▶ **Work to complete**: Every line from the one with "Output a JSON" through the end of the entries below should be written out exactly; the pictures should not.

▶ **Excerpted records**:
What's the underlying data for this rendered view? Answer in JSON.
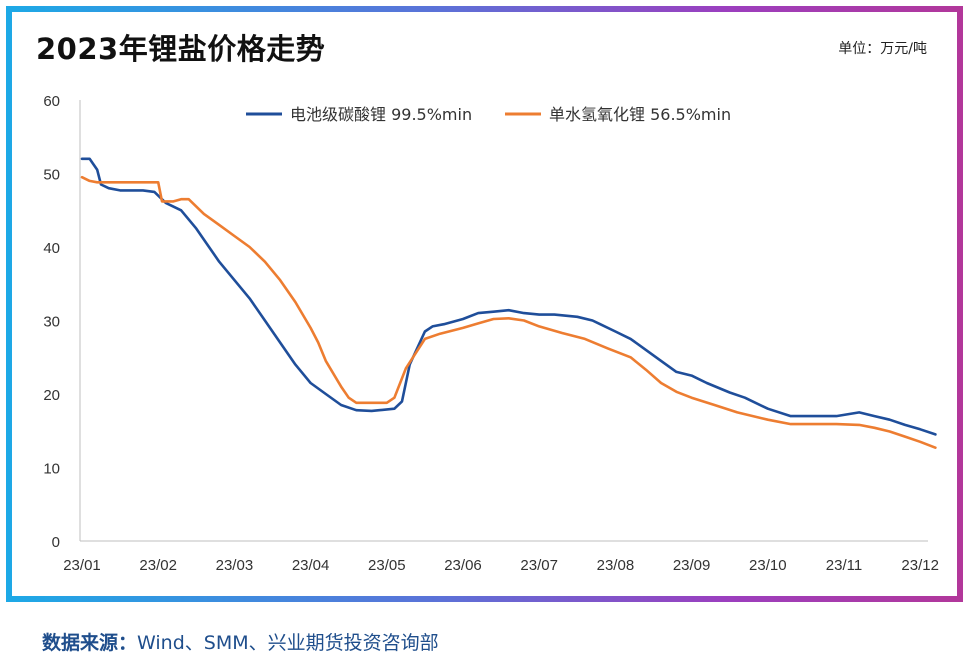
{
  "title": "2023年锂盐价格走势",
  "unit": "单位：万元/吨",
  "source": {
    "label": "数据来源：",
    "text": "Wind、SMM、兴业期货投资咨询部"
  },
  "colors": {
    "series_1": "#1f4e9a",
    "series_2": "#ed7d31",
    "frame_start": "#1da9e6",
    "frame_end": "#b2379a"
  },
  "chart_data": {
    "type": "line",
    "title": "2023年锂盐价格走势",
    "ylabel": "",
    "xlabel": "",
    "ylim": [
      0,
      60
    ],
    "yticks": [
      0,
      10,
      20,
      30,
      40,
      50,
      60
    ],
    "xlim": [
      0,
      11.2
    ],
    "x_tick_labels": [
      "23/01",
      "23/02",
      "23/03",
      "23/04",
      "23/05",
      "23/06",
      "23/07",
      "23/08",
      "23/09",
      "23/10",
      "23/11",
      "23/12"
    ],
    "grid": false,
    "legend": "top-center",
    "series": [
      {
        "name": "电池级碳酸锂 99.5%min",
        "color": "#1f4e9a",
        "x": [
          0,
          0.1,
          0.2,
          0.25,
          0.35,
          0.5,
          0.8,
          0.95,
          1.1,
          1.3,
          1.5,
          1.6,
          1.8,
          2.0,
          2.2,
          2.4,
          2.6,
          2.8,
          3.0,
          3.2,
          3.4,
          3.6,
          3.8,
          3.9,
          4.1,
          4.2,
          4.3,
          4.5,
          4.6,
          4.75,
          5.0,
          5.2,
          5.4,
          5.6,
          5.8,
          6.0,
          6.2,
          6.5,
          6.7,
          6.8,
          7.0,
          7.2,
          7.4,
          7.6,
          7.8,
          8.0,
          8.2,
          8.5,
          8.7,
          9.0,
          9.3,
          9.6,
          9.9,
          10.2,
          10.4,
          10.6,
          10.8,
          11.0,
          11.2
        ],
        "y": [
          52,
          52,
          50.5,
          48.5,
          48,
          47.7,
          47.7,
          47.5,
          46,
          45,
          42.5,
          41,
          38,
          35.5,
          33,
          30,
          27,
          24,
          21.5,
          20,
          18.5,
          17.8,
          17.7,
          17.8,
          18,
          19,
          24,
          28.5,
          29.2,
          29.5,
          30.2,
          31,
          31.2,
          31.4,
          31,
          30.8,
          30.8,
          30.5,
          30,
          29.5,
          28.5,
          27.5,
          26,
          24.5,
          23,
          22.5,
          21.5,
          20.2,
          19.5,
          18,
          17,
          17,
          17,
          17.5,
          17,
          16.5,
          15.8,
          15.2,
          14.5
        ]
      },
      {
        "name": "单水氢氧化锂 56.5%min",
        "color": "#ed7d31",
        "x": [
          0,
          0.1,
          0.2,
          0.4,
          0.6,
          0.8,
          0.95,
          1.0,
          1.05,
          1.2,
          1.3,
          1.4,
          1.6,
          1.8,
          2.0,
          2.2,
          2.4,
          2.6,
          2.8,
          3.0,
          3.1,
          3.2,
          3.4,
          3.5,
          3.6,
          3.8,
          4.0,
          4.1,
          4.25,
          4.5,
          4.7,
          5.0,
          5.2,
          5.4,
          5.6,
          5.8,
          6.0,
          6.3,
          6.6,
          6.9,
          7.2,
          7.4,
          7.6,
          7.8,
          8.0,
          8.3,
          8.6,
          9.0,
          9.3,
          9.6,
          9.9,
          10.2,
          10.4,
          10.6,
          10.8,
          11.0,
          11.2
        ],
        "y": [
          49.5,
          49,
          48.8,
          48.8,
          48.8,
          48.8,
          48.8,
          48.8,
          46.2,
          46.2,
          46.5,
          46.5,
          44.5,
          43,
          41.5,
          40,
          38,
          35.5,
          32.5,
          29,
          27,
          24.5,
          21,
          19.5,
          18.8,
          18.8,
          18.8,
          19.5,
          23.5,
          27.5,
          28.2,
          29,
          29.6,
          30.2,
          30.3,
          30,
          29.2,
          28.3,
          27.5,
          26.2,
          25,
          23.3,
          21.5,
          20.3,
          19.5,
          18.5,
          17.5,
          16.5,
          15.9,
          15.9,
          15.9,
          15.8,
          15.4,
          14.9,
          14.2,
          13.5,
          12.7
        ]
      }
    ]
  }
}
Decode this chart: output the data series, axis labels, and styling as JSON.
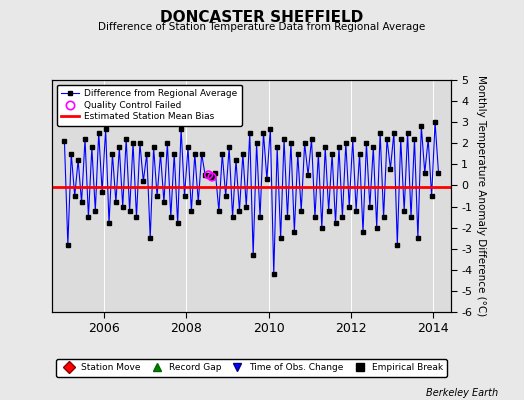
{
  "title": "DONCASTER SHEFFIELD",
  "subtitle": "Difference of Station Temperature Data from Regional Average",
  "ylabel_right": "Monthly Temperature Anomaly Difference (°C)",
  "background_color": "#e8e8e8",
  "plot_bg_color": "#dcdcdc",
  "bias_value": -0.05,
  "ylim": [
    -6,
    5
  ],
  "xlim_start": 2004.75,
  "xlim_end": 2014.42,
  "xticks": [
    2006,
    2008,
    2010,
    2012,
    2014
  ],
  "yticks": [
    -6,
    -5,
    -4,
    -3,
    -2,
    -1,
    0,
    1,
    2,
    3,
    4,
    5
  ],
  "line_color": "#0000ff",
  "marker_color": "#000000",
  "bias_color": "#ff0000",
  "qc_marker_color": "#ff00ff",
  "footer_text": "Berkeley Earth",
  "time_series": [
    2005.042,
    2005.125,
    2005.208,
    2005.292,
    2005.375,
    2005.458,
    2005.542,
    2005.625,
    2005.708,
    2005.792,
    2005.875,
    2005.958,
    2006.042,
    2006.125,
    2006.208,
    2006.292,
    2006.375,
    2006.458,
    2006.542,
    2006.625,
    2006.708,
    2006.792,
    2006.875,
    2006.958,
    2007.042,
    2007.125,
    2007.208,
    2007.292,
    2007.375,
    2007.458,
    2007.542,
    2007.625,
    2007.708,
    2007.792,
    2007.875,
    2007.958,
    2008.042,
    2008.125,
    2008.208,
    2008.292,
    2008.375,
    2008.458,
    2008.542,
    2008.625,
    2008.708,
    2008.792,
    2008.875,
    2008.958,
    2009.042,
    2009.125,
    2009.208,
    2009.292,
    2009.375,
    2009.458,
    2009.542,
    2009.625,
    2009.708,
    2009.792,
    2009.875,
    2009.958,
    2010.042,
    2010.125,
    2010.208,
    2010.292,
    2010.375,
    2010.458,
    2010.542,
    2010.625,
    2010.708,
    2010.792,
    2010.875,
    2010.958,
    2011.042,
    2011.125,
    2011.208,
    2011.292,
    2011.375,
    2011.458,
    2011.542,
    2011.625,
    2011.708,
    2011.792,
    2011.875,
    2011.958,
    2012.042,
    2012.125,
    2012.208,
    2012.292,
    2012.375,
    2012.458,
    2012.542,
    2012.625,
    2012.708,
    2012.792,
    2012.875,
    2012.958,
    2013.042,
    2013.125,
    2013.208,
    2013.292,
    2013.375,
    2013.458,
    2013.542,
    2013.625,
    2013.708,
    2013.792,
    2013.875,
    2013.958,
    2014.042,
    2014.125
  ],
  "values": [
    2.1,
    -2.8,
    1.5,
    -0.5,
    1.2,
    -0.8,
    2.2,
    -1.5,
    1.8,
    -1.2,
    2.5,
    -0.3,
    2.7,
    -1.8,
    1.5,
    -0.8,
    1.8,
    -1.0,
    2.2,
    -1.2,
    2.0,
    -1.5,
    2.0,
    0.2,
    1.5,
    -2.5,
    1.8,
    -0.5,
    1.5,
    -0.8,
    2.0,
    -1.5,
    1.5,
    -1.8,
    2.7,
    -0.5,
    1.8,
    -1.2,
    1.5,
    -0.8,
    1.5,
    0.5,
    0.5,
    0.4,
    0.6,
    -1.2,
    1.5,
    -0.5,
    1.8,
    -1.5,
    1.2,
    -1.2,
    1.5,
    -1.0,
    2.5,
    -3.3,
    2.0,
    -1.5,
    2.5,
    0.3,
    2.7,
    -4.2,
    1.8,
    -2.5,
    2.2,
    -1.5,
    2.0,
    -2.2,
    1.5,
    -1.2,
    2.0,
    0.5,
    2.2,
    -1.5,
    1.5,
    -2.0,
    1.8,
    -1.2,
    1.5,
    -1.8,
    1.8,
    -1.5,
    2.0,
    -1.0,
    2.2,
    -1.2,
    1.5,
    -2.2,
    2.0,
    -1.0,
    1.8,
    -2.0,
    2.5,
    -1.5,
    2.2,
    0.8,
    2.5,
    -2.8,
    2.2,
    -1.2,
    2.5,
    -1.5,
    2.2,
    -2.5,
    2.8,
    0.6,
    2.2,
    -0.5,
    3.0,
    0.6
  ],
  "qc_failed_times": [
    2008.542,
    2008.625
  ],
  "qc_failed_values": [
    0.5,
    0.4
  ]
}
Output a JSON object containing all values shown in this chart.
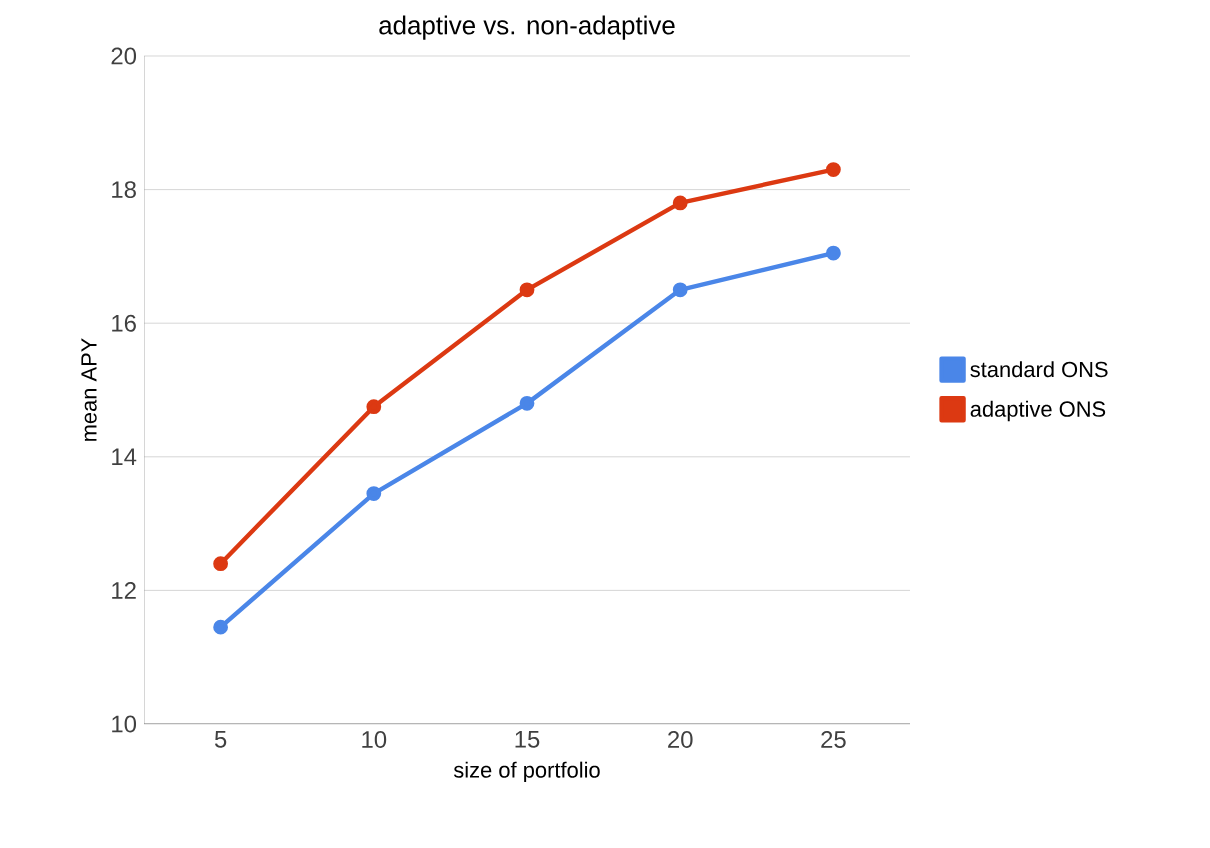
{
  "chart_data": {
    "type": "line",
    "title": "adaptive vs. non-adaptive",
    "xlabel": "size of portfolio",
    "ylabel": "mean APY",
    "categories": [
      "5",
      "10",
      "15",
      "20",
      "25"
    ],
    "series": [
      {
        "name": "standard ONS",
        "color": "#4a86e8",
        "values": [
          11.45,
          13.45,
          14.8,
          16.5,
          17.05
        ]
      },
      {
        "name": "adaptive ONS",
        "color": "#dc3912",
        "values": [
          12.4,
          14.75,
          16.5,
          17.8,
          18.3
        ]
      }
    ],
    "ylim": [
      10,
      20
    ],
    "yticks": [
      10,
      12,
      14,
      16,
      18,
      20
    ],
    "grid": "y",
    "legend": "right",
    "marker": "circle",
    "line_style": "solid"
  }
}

▶ **Final result**:
Output a JSON object containing all values shown in this chart.
{
  "chart_data": {
    "type": "line",
    "title": "adaptive vs. non-adaptive",
    "xlabel": "size of portfolio",
    "ylabel": "mean APY",
    "categories": [
      "5",
      "10",
      "15",
      "20",
      "25"
    ],
    "series": [
      {
        "name": "standard ONS",
        "color": "#4a86e8",
        "values": [
          11.45,
          13.45,
          14.8,
          16.5,
          17.05
        ]
      },
      {
        "name": "adaptive ONS",
        "color": "#dc3912",
        "values": [
          12.4,
          14.75,
          16.5,
          17.8,
          18.3
        ]
      }
    ],
    "ylim": [
      10,
      20
    ],
    "yticks": [
      10,
      12,
      14,
      16,
      18,
      20
    ],
    "grid": "y",
    "legend": "right",
    "marker": "circle",
    "line_style": "solid"
  }
}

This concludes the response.